▸ WHAT YOU NEED TO DO
Of the lines in the entries, how many hold the word "JSON"? Give that number alone.

▸ Entries with figure data
^^^^^^^^

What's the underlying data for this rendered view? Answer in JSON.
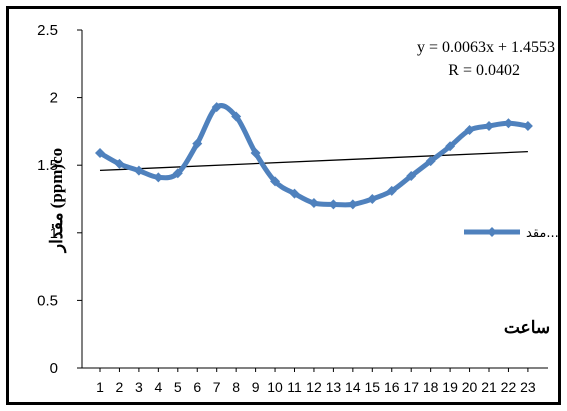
{
  "chart_data": {
    "type": "line",
    "x": [
      1,
      2,
      3,
      4,
      5,
      6,
      7,
      8,
      9,
      10,
      11,
      12,
      13,
      14,
      15,
      16,
      17,
      18,
      19,
      20,
      21,
      22,
      23
    ],
    "series": [
      {
        "name": "مقد...",
        "values": [
          1.59,
          1.51,
          1.46,
          1.41,
          1.44,
          1.66,
          1.93,
          1.86,
          1.59,
          1.38,
          1.29,
          1.22,
          1.21,
          1.21,
          1.25,
          1.31,
          1.42,
          1.53,
          1.64,
          1.76,
          1.79,
          1.81,
          1.79
        ],
        "color": "#4F81BD",
        "marker": "diamond"
      }
    ],
    "trendline": {
      "type": "linear",
      "slope": 0.0063,
      "intercept": 1.4553,
      "equation_text": "y = 0.0063x + 1.4553",
      "r_text": "R = 0.0402",
      "color": "#000000"
    },
    "ylim": [
      0,
      2.5
    ],
    "yticks": [
      "0",
      "0.5",
      "1",
      "1.5",
      "2",
      "2.5"
    ],
    "xticks": [
      "1",
      "2",
      "3",
      "4",
      "5",
      "6",
      "7",
      "8",
      "9",
      "10",
      "11",
      "12",
      "13",
      "14",
      "15",
      "16",
      "17",
      "18",
      "19",
      "20",
      "21",
      "22",
      "23"
    ],
    "ylabel": "مقدار (ppm)co",
    "xlabel": "ساعت",
    "grid": false,
    "legend_position": "right"
  }
}
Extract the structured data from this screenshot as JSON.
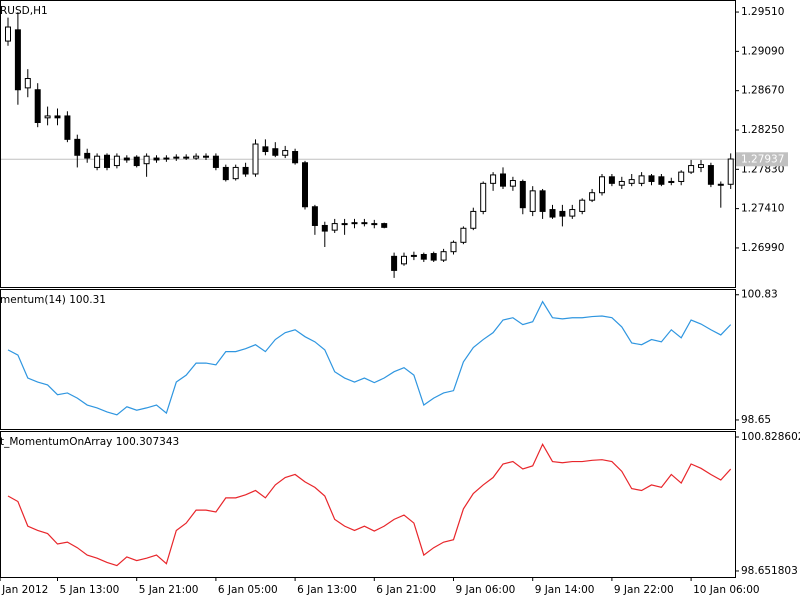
{
  "chart_data": [
    {
      "type": "candlestick",
      "title": "RUSD,H1",
      "open": [
        1.292,
        1.2932,
        1.287,
        1.2868,
        1.2838,
        1.284,
        1.284,
        1.2815,
        1.28,
        1.2785,
        1.2798,
        1.2787,
        1.2795,
        1.2796,
        1.2789,
        1.2795,
        1.2794,
        1.2795,
        1.2796,
        1.2795,
        1.2797,
        1.2797,
        1.2785,
        1.2773,
        1.2785,
        1.2778,
        1.2807,
        1.2805,
        1.2798,
        1.2802,
        1.279,
        1.2743,
        1.2723,
        1.2718,
        1.2724,
        1.2725,
        1.2726,
        1.2725,
        1.2725,
        1.269,
        1.2682,
        1.2691,
        1.2692,
        1.2693,
        1.2686,
        1.2695,
        1.2705,
        1.272,
        1.2738,
        1.2768,
        1.2778,
        1.2765,
        1.277,
        1.2738,
        1.276,
        1.274,
        1.2738,
        1.2733,
        1.2738,
        1.275,
        1.2758,
        1.2775,
        1.2766,
        1.2768,
        1.2768,
        1.2776,
        1.2775,
        1.2769,
        1.277,
        1.278,
        1.2785,
        1.2787,
        1.2766,
        1.2767
      ],
      "high": [
        1.2945,
        1.2951,
        1.289,
        1.2875,
        1.285,
        1.2848,
        1.2845,
        1.282,
        1.2805,
        1.28,
        1.28,
        1.28,
        1.2798,
        1.2798,
        1.28,
        1.2798,
        1.2798,
        1.2799,
        1.2799,
        1.28,
        1.28,
        1.28,
        1.2788,
        1.2788,
        1.279,
        1.2815,
        1.2815,
        1.2812,
        1.2808,
        1.2805,
        1.2792,
        1.2745,
        1.2727,
        1.273,
        1.273,
        1.273,
        1.273,
        1.2729,
        1.2726,
        1.2694,
        1.2694,
        1.2695,
        1.2694,
        1.2695,
        1.2698,
        1.2707,
        1.2722,
        1.2742,
        1.277,
        1.278,
        1.2785,
        1.2775,
        1.2772,
        1.2765,
        1.2762,
        1.2745,
        1.2745,
        1.2745,
        1.2752,
        1.2762,
        1.2778,
        1.2778,
        1.2775,
        1.2778,
        1.278,
        1.2778,
        1.2778,
        1.2774,
        1.2782,
        1.2793,
        1.2793,
        1.279,
        1.277,
        1.28
      ],
      "low": [
        1.2915,
        1.2852,
        1.286,
        1.2828,
        1.283,
        1.283,
        1.2812,
        1.2785,
        1.279,
        1.2782,
        1.2782,
        1.2784,
        1.279,
        1.2785,
        1.2775,
        1.279,
        1.2791,
        1.2792,
        1.2793,
        1.2793,
        1.2793,
        1.2782,
        1.277,
        1.2771,
        1.2775,
        1.2775,
        1.2798,
        1.2796,
        1.2795,
        1.2788,
        1.274,
        1.2713,
        1.27,
        1.2715,
        1.2713,
        1.272,
        1.2722,
        1.272,
        1.272,
        1.2667,
        1.268,
        1.2686,
        1.2684,
        1.2684,
        1.2684,
        1.2692,
        1.2703,
        1.2718,
        1.2735,
        1.276,
        1.2762,
        1.276,
        1.2735,
        1.2733,
        1.273,
        1.273,
        1.2722,
        1.273,
        1.2735,
        1.2748,
        1.2755,
        1.2765,
        1.2762,
        1.2765,
        1.2765,
        1.2766,
        1.2765,
        1.2766,
        1.2766,
        1.2778,
        1.278,
        1.2764,
        1.2742,
        1.2762
      ],
      "close": [
        1.2935,
        1.2868,
        1.288,
        1.2833,
        1.284,
        1.2838,
        1.2815,
        1.2798,
        1.2795,
        1.2797,
        1.2785,
        1.2797,
        1.2793,
        1.2787,
        1.2797,
        1.2793,
        1.2795,
        1.2796,
        1.2795,
        1.2797,
        1.2796,
        1.2785,
        1.2772,
        1.2785,
        1.2778,
        1.281,
        1.2802,
        1.2798,
        1.2803,
        1.279,
        1.2743,
        1.2723,
        1.2717,
        1.2725,
        1.2725,
        1.2726,
        1.2725,
        1.2724,
        1.2721,
        1.2675,
        1.269,
        1.269,
        1.2687,
        1.2686,
        1.2695,
        1.2705,
        1.272,
        1.2738,
        1.2768,
        1.2777,
        1.2765,
        1.2771,
        1.2742,
        1.276,
        1.2738,
        1.2732,
        1.2733,
        1.274,
        1.275,
        1.2758,
        1.2775,
        1.2768,
        1.277,
        1.2772,
        1.2776,
        1.277,
        1.2767,
        1.277,
        1.278,
        1.2787,
        1.2788,
        1.2767,
        1.2767,
        1.2794
      ],
      "current_price": 1.27937,
      "ylim": [
        1.26594,
        1.29596
      ],
      "yticks": [
        {
          "value": 1.2951,
          "label": "1.29510"
        },
        {
          "value": 1.2909,
          "label": "1.29090"
        },
        {
          "value": 1.2867,
          "label": "1.28670"
        },
        {
          "value": 1.2825,
          "label": "1.28250"
        },
        {
          "value": 1.2783,
          "label": "1.27830"
        },
        {
          "value": 1.2741,
          "label": "1.27410"
        },
        {
          "value": 1.2699,
          "label": "1.26990"
        }
      ]
    },
    {
      "type": "line",
      "title": "mentum(14) 100.31",
      "color": "#2f96e0",
      "values": [
        99.87,
        99.78,
        99.38,
        99.31,
        99.26,
        99.09,
        99.12,
        99.03,
        98.91,
        98.86,
        98.79,
        98.74,
        98.88,
        98.82,
        98.86,
        98.91,
        98.77,
        99.31,
        99.43,
        99.64,
        99.64,
        99.61,
        99.84,
        99.84,
        99.89,
        99.96,
        99.84,
        100.05,
        100.17,
        100.22,
        100.1,
        100.01,
        99.87,
        99.49,
        99.38,
        99.31,
        99.38,
        99.3,
        99.38,
        99.49,
        99.56,
        99.43,
        98.91,
        99.03,
        99.12,
        99.16,
        99.66,
        99.91,
        100.05,
        100.17,
        100.39,
        100.43,
        100.31,
        100.36,
        100.71,
        100.43,
        100.41,
        100.43,
        100.43,
        100.45,
        100.46,
        100.43,
        100.27,
        99.99,
        99.96,
        100.05,
        100.01,
        100.22,
        100.08,
        100.39,
        100.32,
        100.22,
        100.13,
        100.31
      ],
      "ylim": [
        98.51,
        100.93
      ],
      "yticks": [
        100.83,
        98.65
      ]
    },
    {
      "type": "line",
      "title": "t_MomentumOnArray 100.307343",
      "color": "#e8262b",
      "values": [
        99.87,
        99.78,
        99.38,
        99.31,
        99.26,
        99.09,
        99.12,
        99.03,
        98.91,
        98.86,
        98.79,
        98.74,
        98.88,
        98.82,
        98.86,
        98.91,
        98.77,
        99.31,
        99.43,
        99.64,
        99.64,
        99.61,
        99.84,
        99.84,
        99.89,
        99.96,
        99.84,
        100.05,
        100.17,
        100.22,
        100.1,
        100.01,
        99.87,
        99.49,
        99.38,
        99.31,
        99.38,
        99.3,
        99.38,
        99.49,
        99.56,
        99.43,
        98.91,
        99.03,
        99.12,
        99.16,
        99.66,
        99.91,
        100.05,
        100.17,
        100.39,
        100.43,
        100.31,
        100.36,
        100.71,
        100.43,
        100.41,
        100.43,
        100.43,
        100.45,
        100.46,
        100.43,
        100.27,
        99.99,
        99.96,
        100.05,
        100.01,
        100.22,
        100.08,
        100.39,
        100.32,
        100.22,
        100.13,
        100.307343
      ],
      "ylim": [
        98.57,
        100.91
      ],
      "yticks": [
        100.828602,
        98.651803
      ],
      "xticks": [
        {
          "value": -0.8,
          "label": "Jan 2012"
        },
        {
          "value": 5,
          "label": "5 Jan 13:00"
        },
        {
          "value": 13,
          "label": "5 Jan 21:00"
        },
        {
          "value": 21,
          "label": "6 Jan 05:00"
        },
        {
          "value": 29,
          "label": "6 Jan 13:00"
        },
        {
          "value": 37,
          "label": "6 Jan 21:00"
        },
        {
          "value": 45,
          "label": "9 Jan 06:00"
        },
        {
          "value": 53,
          "label": "9 Jan 14:00"
        },
        {
          "value": 61,
          "label": "9 Jan 22:00"
        },
        {
          "value": 69,
          "label": "10 Jan 06:00"
        }
      ]
    }
  ]
}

^^^^^^^^

▸ RESPONSE TO THE TASK
2